● Aim: Recast the lines of each entry below as a numbered list, and leave out any blank lines.

● Stored data:
_ _ _ _

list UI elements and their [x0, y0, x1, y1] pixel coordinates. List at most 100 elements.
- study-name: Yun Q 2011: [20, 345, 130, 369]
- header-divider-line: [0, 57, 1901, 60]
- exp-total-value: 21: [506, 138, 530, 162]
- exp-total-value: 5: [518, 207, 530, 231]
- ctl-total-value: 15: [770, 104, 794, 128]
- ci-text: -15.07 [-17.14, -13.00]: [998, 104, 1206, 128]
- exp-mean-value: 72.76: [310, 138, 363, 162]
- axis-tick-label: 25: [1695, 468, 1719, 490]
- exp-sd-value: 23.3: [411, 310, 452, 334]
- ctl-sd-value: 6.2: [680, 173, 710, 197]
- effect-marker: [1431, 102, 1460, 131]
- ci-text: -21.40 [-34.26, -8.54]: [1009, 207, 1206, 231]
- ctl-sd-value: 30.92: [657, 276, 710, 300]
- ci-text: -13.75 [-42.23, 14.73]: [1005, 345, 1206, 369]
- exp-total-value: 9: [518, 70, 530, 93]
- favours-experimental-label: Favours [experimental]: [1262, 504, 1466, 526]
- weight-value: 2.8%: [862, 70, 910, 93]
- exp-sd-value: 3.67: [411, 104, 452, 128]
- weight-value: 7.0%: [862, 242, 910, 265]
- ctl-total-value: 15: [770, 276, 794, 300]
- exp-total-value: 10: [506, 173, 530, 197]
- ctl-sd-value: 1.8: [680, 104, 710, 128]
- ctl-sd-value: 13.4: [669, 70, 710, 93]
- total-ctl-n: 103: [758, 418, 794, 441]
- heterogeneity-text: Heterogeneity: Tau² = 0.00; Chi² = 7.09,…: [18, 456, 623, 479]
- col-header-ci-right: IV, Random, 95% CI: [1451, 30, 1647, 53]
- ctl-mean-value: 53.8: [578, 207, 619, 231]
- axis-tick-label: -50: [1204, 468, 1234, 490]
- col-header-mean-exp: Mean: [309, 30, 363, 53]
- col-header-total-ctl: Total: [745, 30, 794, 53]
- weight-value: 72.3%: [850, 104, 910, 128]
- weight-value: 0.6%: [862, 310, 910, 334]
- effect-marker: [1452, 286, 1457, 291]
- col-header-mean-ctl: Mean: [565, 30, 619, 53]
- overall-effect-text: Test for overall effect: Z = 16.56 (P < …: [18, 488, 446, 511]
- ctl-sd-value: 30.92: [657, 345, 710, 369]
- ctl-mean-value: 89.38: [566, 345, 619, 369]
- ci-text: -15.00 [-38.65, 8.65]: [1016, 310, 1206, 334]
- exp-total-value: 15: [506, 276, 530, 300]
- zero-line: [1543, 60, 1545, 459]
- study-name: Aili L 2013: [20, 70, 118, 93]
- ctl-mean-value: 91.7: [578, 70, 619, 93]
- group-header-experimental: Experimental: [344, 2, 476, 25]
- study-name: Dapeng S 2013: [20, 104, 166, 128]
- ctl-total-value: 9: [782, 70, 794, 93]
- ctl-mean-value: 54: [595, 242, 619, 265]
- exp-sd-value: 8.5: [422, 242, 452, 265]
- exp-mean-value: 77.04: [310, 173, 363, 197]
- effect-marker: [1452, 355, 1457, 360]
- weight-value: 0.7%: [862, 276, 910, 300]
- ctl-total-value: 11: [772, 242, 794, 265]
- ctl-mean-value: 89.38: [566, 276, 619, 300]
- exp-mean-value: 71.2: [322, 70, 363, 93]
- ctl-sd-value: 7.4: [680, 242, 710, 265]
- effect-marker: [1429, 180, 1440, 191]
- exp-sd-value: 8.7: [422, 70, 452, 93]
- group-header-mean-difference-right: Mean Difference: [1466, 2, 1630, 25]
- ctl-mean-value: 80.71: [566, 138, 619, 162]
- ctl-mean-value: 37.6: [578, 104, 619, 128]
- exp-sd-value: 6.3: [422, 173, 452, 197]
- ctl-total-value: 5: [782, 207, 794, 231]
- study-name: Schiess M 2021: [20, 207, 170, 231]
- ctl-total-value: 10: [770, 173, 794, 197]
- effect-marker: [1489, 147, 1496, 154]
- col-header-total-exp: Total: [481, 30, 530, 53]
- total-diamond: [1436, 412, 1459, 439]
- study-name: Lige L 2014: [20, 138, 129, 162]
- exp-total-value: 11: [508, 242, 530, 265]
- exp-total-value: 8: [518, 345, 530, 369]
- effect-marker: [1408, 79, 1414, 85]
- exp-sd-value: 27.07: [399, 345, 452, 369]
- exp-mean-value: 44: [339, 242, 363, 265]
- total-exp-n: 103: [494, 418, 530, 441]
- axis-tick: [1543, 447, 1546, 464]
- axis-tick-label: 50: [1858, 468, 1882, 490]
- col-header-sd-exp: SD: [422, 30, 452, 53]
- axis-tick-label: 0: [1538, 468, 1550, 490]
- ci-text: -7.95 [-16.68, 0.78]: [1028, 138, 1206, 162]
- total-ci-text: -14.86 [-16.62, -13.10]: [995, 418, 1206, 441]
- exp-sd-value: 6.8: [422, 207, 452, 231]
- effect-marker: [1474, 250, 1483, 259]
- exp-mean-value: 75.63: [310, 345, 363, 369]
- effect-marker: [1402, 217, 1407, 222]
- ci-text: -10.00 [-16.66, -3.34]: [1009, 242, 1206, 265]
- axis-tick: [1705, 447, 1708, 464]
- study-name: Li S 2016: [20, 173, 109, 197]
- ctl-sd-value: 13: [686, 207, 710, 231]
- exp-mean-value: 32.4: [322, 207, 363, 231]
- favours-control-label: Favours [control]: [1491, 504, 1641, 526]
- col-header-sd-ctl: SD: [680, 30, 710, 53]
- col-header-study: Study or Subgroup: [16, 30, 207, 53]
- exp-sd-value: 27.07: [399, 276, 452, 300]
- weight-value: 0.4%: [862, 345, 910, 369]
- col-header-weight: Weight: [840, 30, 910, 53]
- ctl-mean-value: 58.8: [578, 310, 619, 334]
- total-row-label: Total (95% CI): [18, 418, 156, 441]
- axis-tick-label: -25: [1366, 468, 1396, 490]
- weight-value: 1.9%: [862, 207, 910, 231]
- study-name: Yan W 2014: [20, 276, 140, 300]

_ _ _ _

● Result of this exercise:
1. list UI elements and their [x0, y0, x1, y1] pixel coordinates. List at most 100 elements.
2. - study-name: Yun Q 2011: [20, 345, 130, 369]
3. - header-divider-line: [0, 57, 1901, 60]
4. - exp-total-value: 21: [506, 138, 530, 162]
5. - exp-total-value: 5: [518, 207, 530, 231]
6. - ctl-total-value: 15: [770, 104, 794, 128]
7. - ci-text: -15.07 [-17.14, -13.00]: [998, 104, 1206, 128]
8. - exp-mean-value: 72.76: [310, 138, 363, 162]
9. - axis-tick-label: 25: [1695, 468, 1719, 490]
10. - exp-sd-value: 23.3: [411, 310, 452, 334]
11. - ctl-sd-value: 6.2: [680, 173, 710, 197]
12. - effect-marker: [1431, 102, 1460, 131]
13. - ci-text: -21.40 [-34.26, -8.54]: [1009, 207, 1206, 231]
14. - ctl-sd-value: 30.92: [657, 276, 710, 300]
15. - ci-text: -13.75 [-42.23, 14.73]: [1005, 345, 1206, 369]
16. - exp-total-value: 9: [518, 70, 530, 93]
17. - favours-experimental-label: Favours [experimental]: [1262, 504, 1466, 526]
18. - weight-value: 2.8%: [862, 70, 910, 93]
19. - exp-sd-value: 3.67: [411, 104, 452, 128]
20. - weight-value: 7.0%: [862, 242, 910, 265]
21. - ctl-total-value: 15: [770, 276, 794, 300]
22. - exp-total-value: 10: [506, 173, 530, 197]
23. - ctl-sd-value: 1.8: [680, 104, 710, 128]
24. - ctl-sd-value: 13.4: [669, 70, 710, 93]
25. - total-ctl-n: 103: [758, 418, 794, 441]
26. - heterogeneity-text: Heterogeneity: Tau² = 0.00; Chi² = 7.09,…: [18, 456, 623, 479]
27. - col-header-ci-right: IV, Random, 95% CI: [1451, 30, 1647, 53]
28. - ctl-mean-value: 53.8: [578, 207, 619, 231]
29. - axis-tick-label: -50: [1204, 468, 1234, 490]
30. - col-header-mean-exp: Mean: [309, 30, 363, 53]
31. - col-header-total-ctl: Total: [745, 30, 794, 53]
32. - weight-value: 72.3%: [850, 104, 910, 128]
33. - weight-value: 0.6%: [862, 310, 910, 334]
34. - effect-marker: [1452, 286, 1457, 291]
35. - col-header-mean-ctl: Mean: [565, 30, 619, 53]
36. - overall-effect-text: Test for overall effect: Z = 16.56 (P < …: [18, 488, 446, 511]
37. - ctl-sd-value: 30.92: [657, 345, 710, 369]
38. - ctl-mean-value: 89.38: [566, 345, 619, 369]
39. - ci-text: -15.00 [-38.65, 8.65]: [1016, 310, 1206, 334]
40. - exp-total-value: 15: [506, 276, 530, 300]
41. - zero-line: [1543, 60, 1545, 459]
42. - study-name: Aili L 2013: [20, 70, 118, 93]
43. - ctl-mean-value: 91.7: [578, 70, 619, 93]
44. - group-header-experimental: Experimental: [344, 2, 476, 25]
45. - study-name: Dapeng S 2013: [20, 104, 166, 128]
46. - ctl-total-value: 9: [782, 70, 794, 93]
47. - ctl-mean-value: 54: [595, 242, 619, 265]
48. - exp-sd-value: 8.5: [422, 242, 452, 265]
49. - exp-mean-value: 77.04: [310, 173, 363, 197]
50. - effect-marker: [1452, 355, 1457, 360]
51. - weight-value: 0.7%: [862, 276, 910, 300]
52. - ctl-total-value: 11: [772, 242, 794, 265]
53. - ctl-mean-value: 89.38: [566, 276, 619, 300]
54. - exp-mean-value: 71.2: [322, 70, 363, 93]
55. - ctl-sd-value: 7.4: [680, 242, 710, 265]
56. - effect-marker: [1429, 180, 1440, 191]
57. - exp-sd-value: 8.7: [422, 70, 452, 93]
58. - group-header-mean-difference-right: Mean Difference: [1466, 2, 1630, 25]
59. - ctl-mean-value: 80.71: [566, 138, 619, 162]
60. - ctl-mean-value: 37.6: [578, 104, 619, 128]
61. - exp-sd-value: 6.3: [422, 173, 452, 197]
62. - ctl-total-value: 5: [782, 207, 794, 231]
63. - study-name: Schiess M 2021: [20, 207, 170, 231]
64. - ctl-total-value: 10: [770, 173, 794, 197]
65. - effect-marker: [1489, 147, 1496, 154]
66. - col-header-total-exp: Total: [481, 30, 530, 53]
67. - total-diamond: [1436, 412, 1459, 439]
68. - study-name: Lige L 2014: [20, 138, 129, 162]
69. - exp-total-value: 11: [508, 242, 530, 265]
70. - exp-total-value: 8: [518, 345, 530, 369]
71. - effect-marker: [1408, 79, 1414, 85]
72. - exp-sd-value: 27.07: [399, 345, 452, 369]
73. - exp-mean-value: 44: [339, 242, 363, 265]
74. - total-exp-n: 103: [494, 418, 530, 441]
75. - axis-tick: [1543, 447, 1546, 464]
76. - axis-tick-label: 50: [1858, 468, 1882, 490]
77. - col-header-sd-exp: SD: [422, 30, 452, 53]
78. - axis-tick-label: 0: [1538, 468, 1550, 490]
79. - ci-text: -7.95 [-16.68, 0.78]: [1028, 138, 1206, 162]
80. - total-ci-text: -14.86 [-16.62, -13.10]: [995, 418, 1206, 441]
81. - exp-sd-value: 6.8: [422, 207, 452, 231]
82. - effect-marker: [1474, 250, 1483, 259]
83. - exp-mean-value: 75.63: [310, 345, 363, 369]
84. - effect-marker: [1402, 217, 1407, 222]
85. - ci-text: -10.00 [-16.66, -3.34]: [1009, 242, 1206, 265]
86. - axis-tick: [1705, 447, 1708, 464]
87. - study-name: Li S 2016: [20, 173, 109, 197]
88. - ctl-sd-value: 13: [686, 207, 710, 231]
89. - exp-mean-value: 32.4: [322, 207, 363, 231]
90. - favours-control-label: Favours [control]: [1491, 504, 1641, 526]
91. - col-header-sd-ctl: SD: [680, 30, 710, 53]
92. - col-header-study: Study or Subgroup: [16, 30, 207, 53]
93. - exp-sd-value: 27.07: [399, 276, 452, 300]
94. - weight-value: 0.4%: [862, 345, 910, 369]
95. - col-header-weight: Weight: [840, 30, 910, 53]
96. - ctl-mean-value: 58.8: [578, 310, 619, 334]
97. - total-row-label: Total (95% CI): [18, 418, 156, 441]
98. - axis-tick-label: -25: [1366, 468, 1396, 490]
99. - weight-value: 1.9%: [862, 207, 910, 231]
100. - study-name: Yan W 2014: [20, 276, 140, 300]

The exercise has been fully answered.